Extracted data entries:

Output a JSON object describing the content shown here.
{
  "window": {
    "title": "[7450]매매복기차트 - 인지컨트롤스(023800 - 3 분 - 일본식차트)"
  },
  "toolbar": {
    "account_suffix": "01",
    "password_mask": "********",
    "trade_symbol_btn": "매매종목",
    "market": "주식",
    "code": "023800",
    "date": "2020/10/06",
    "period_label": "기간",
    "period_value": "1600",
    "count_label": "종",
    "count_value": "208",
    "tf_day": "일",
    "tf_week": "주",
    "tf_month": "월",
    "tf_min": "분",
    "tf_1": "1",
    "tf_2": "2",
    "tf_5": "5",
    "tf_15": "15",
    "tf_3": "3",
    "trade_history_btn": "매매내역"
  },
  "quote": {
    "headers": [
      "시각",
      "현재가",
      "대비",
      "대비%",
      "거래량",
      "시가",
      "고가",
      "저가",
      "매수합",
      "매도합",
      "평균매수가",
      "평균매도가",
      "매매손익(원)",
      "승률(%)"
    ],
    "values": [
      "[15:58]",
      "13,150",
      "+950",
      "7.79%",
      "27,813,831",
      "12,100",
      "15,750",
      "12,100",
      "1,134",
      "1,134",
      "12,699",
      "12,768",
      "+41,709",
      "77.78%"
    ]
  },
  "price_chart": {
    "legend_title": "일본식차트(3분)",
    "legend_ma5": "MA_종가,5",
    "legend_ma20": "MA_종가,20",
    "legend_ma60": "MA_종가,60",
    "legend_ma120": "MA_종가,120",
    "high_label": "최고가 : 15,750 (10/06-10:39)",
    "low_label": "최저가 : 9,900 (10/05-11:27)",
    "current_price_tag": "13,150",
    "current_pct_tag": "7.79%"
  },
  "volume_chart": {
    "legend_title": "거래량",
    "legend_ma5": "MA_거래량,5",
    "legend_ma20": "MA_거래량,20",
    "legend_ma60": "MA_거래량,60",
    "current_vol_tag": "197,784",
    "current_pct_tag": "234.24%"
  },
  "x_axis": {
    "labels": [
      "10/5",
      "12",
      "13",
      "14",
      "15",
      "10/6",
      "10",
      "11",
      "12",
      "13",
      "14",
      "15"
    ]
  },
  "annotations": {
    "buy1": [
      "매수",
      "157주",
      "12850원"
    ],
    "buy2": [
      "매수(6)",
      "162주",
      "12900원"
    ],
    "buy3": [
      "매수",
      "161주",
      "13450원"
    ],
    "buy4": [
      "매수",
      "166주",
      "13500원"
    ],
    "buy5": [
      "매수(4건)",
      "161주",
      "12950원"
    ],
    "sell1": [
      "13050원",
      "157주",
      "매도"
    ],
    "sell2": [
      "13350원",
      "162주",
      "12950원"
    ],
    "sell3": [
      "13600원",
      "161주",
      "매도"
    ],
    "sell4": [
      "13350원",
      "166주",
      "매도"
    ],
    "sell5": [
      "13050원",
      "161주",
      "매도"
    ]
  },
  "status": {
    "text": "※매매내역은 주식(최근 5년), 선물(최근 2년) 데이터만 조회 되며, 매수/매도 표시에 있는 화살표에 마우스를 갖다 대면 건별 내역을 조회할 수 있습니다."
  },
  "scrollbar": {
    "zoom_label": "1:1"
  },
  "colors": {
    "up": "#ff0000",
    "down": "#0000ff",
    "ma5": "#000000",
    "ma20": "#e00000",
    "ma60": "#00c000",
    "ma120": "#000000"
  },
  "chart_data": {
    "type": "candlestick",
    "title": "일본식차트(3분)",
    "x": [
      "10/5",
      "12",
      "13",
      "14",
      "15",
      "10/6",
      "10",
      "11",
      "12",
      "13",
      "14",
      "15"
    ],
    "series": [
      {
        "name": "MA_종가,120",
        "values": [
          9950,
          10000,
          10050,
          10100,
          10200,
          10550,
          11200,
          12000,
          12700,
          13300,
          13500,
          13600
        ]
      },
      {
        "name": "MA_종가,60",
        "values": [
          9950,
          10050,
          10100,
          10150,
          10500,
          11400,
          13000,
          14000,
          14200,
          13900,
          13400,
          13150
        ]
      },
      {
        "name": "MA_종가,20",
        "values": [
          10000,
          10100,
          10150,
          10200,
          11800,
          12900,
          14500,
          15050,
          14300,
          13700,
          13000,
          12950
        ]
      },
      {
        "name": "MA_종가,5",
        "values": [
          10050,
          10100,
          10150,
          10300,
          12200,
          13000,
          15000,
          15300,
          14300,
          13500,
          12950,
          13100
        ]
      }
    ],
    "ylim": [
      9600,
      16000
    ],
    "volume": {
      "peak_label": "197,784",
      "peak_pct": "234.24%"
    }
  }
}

• _Written instruction_
Quote each line above in full, word for word.

• _The answer_
Output a JSON object describing the content shown here.
{
  "window": {
    "title": "[7450]매매복기차트 - 인지컨트롤스(023800 - 3 분 - 일본식차트)"
  },
  "toolbar": {
    "account_suffix": "01",
    "password_mask": "********",
    "trade_symbol_btn": "매매종목",
    "market": "주식",
    "code": "023800",
    "date": "2020/10/06",
    "period_label": "기간",
    "period_value": "1600",
    "count_label": "종",
    "count_value": "208",
    "tf_day": "일",
    "tf_week": "주",
    "tf_month": "월",
    "tf_min": "분",
    "tf_1": "1",
    "tf_2": "2",
    "tf_5": "5",
    "tf_15": "15",
    "tf_3": "3",
    "trade_history_btn": "매매내역"
  },
  "quote": {
    "headers": [
      "시각",
      "현재가",
      "대비",
      "대비%",
      "거래량",
      "시가",
      "고가",
      "저가",
      "매수합",
      "매도합",
      "평균매수가",
      "평균매도가",
      "매매손익(원)",
      "승률(%)"
    ],
    "values": [
      "[15:58]",
      "13,150",
      "+950",
      "7.79%",
      "27,813,831",
      "12,100",
      "15,750",
      "12,100",
      "1,134",
      "1,134",
      "12,699",
      "12,768",
      "+41,709",
      "77.78%"
    ]
  },
  "price_chart": {
    "legend_title": "일본식차트(3분)",
    "legend_ma5": "MA_종가,5",
    "legend_ma20": "MA_종가,20",
    "legend_ma60": "MA_종가,60",
    "legend_ma120": "MA_종가,120",
    "high_label": "최고가 : 15,750 (10/06-10:39)",
    "low_label": "최저가 : 9,900 (10/05-11:27)",
    "current_price_tag": "13,150",
    "current_pct_tag": "7.79%"
  },
  "volume_chart": {
    "legend_title": "거래량",
    "legend_ma5": "MA_거래량,5",
    "legend_ma20": "MA_거래량,20",
    "legend_ma60": "MA_거래량,60",
    "current_vol_tag": "197,784",
    "current_pct_tag": "234.24%"
  },
  "x_axis": {
    "labels": [
      "10/5",
      "12",
      "13",
      "14",
      "15",
      "10/6",
      "10",
      "11",
      "12",
      "13",
      "14",
      "15"
    ]
  },
  "annotations": {
    "buy1": [
      "매수",
      "157주",
      "12850원"
    ],
    "buy2": [
      "매수(6)",
      "162주",
      "12900원"
    ],
    "buy3": [
      "매수",
      "161주",
      "13450원"
    ],
    "buy4": [
      "매수",
      "166주",
      "13500원"
    ],
    "buy5": [
      "매수(4건)",
      "161주",
      "12950원"
    ],
    "sell1": [
      "13050원",
      "157주",
      "매도"
    ],
    "sell2": [
      "13350원",
      "162주",
      "12950원"
    ],
    "sell3": [
      "13600원",
      "161주",
      "매도"
    ],
    "sell4": [
      "13350원",
      "166주",
      "매도"
    ],
    "sell5": [
      "13050원",
      "161주",
      "매도"
    ]
  },
  "status": {
    "text": "※매매내역은 주식(최근 5년), 선물(최근 2년) 데이터만 조회 되며, 매수/매도 표시에 있는 화살표에 마우스를 갖다 대면 건별 내역을 조회할 수 있습니다."
  },
  "scrollbar": {
    "zoom_label": "1:1"
  },
  "colors": {
    "up": "#ff0000",
    "down": "#0000ff",
    "ma5": "#000000",
    "ma20": "#e00000",
    "ma60": "#00c000",
    "ma120": "#000000"
  },
  "chart_data": {
    "type": "candlestick",
    "title": "일본식차트(3분)",
    "x": [
      "10/5",
      "12",
      "13",
      "14",
      "15",
      "10/6",
      "10",
      "11",
      "12",
      "13",
      "14",
      "15"
    ],
    "series": [
      {
        "name": "MA_종가,120",
        "values": [
          9950,
          10000,
          10050,
          10100,
          10200,
          10550,
          11200,
          12000,
          12700,
          13300,
          13500,
          13600
        ]
      },
      {
        "name": "MA_종가,60",
        "values": [
          9950,
          10050,
          10100,
          10150,
          10500,
          11400,
          13000,
          14000,
          14200,
          13900,
          13400,
          13150
        ]
      },
      {
        "name": "MA_종가,20",
        "values": [
          10000,
          10100,
          10150,
          10200,
          11800,
          12900,
          14500,
          15050,
          14300,
          13700,
          13000,
          12950
        ]
      },
      {
        "name": "MA_종가,5",
        "values": [
          10050,
          10100,
          10150,
          10300,
          12200,
          13000,
          15000,
          15300,
          14300,
          13500,
          12950,
          13100
        ]
      }
    ],
    "ylim": [
      9600,
      16000
    ],
    "volume": {
      "peak_label": "197,784",
      "peak_pct": "234.24%"
    }
  }
}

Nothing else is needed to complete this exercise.